• [RECORDS PROVIDED]:
####################

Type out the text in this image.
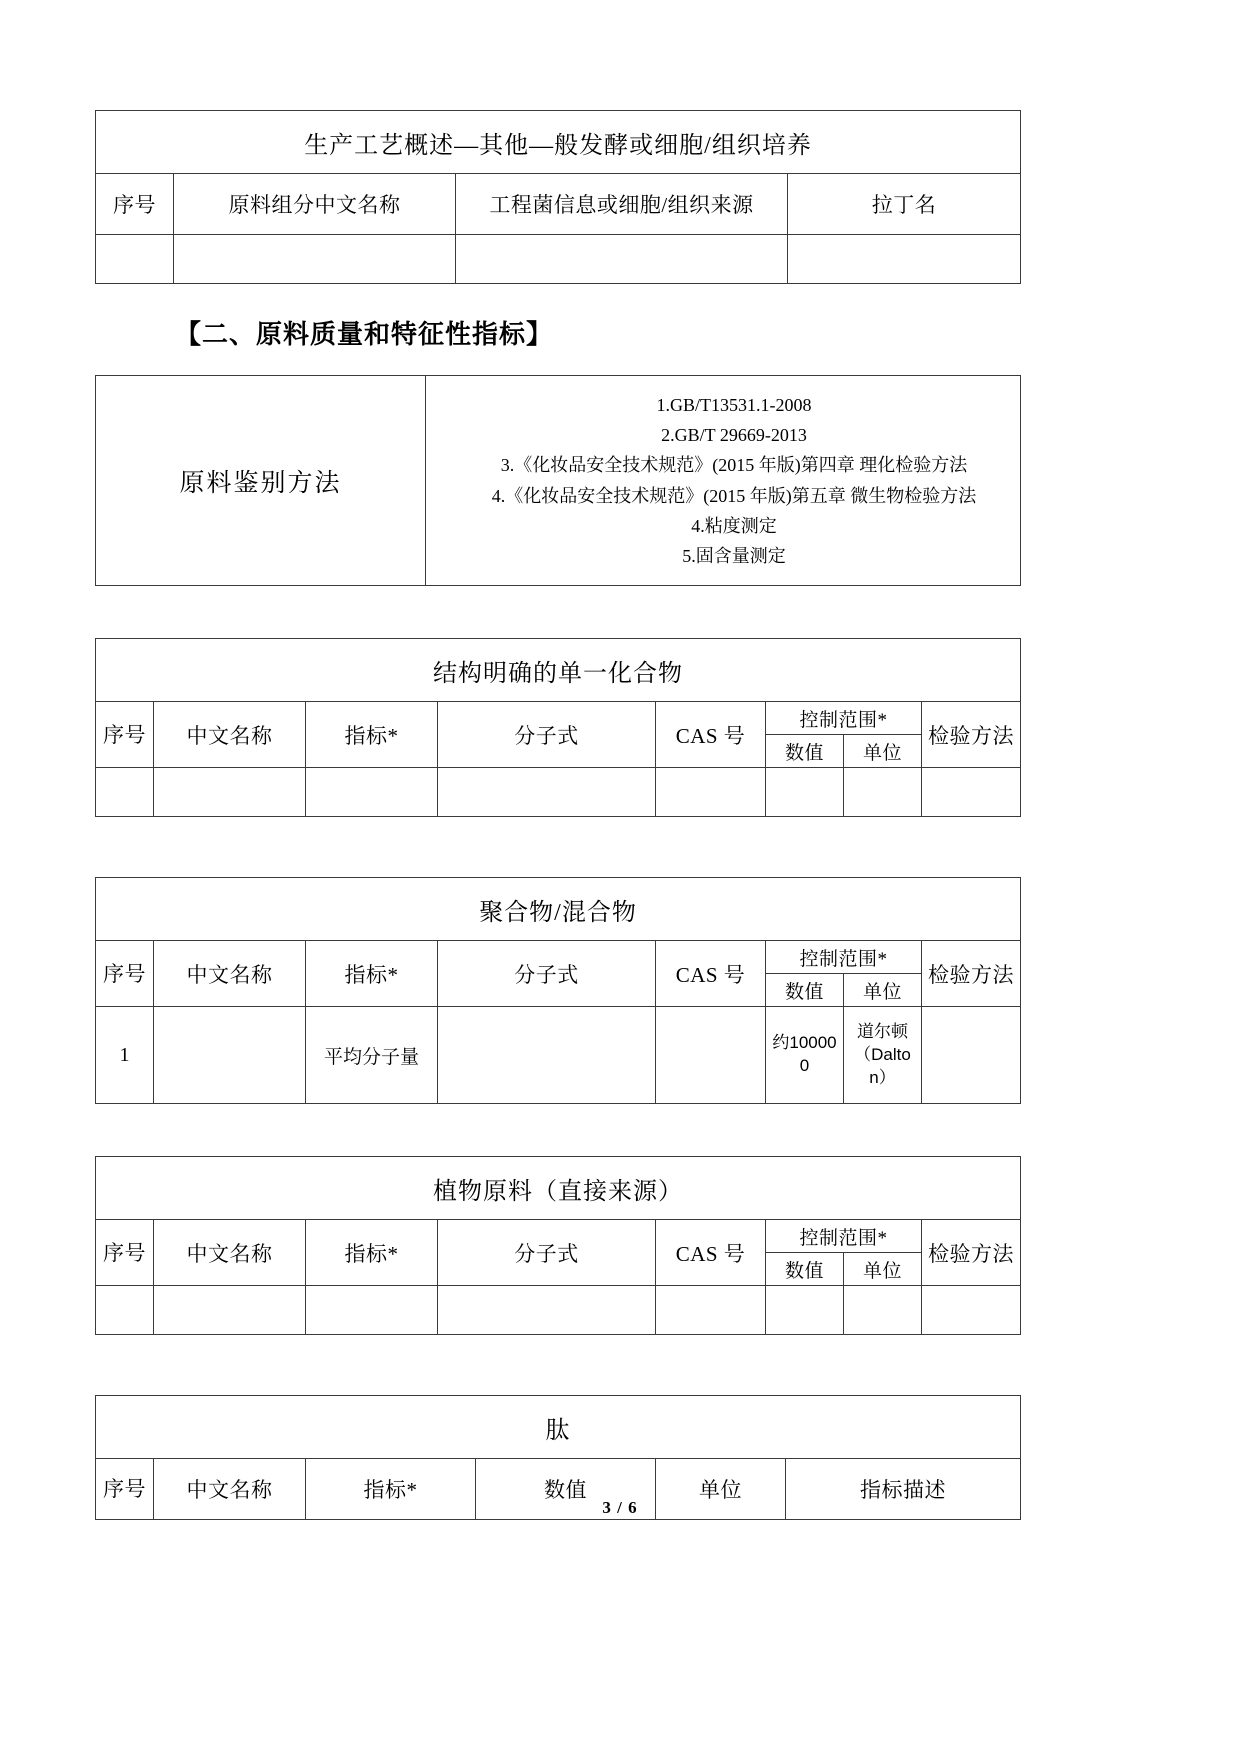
生产工艺概述—其他—般发酵或细胞/组织培养			
序号	原料组分中文名称	工程菌信息或细胞/组织来源	拉丁名

【二、原料质量和特征性指标】
原料鉴别方法	
1.GB/T13531.1-2008
2.GB/T 29669-2013
3.《化妆品安全技术规范》(2015 年版)第四章 理化检验方法
4.《化妆品安全技术规范》(2015 年版)第五章 微生物检验方法
4.粘度测定
5.固含量测定
结构明确的单一化合物							
序号	中文名称	指标*	分子式	CAS 号	控制范围*		检验方法
					数值	单位	

聚合物/混合物							
序号	中文名称	指标*	分子式	CAS 号	控制范围*		检验方法
					数值	单位	
1		平均分子量			约100000	道尔顿（Dalton）	
植物原料（直接来源）							
序号	中文名称	指标*	分子式	CAS 号	控制范围*		检验方法
					数值	单位	

肽
序号	中文名称	指标*	数值	单位	指标描述
3 / 6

####################

• [AIM OF THE EXERCISE]:
In the entries above, find every line holding the word "化妆品安全技术规范" and copy it out.

• [RESPONSE TO THIS TASK]:
3.《化妆品安全技术规范》(2015 年版)第四章 理化检验方法
4.《化妆品安全技术规范》(2015 年版)第五章 微生物检验方法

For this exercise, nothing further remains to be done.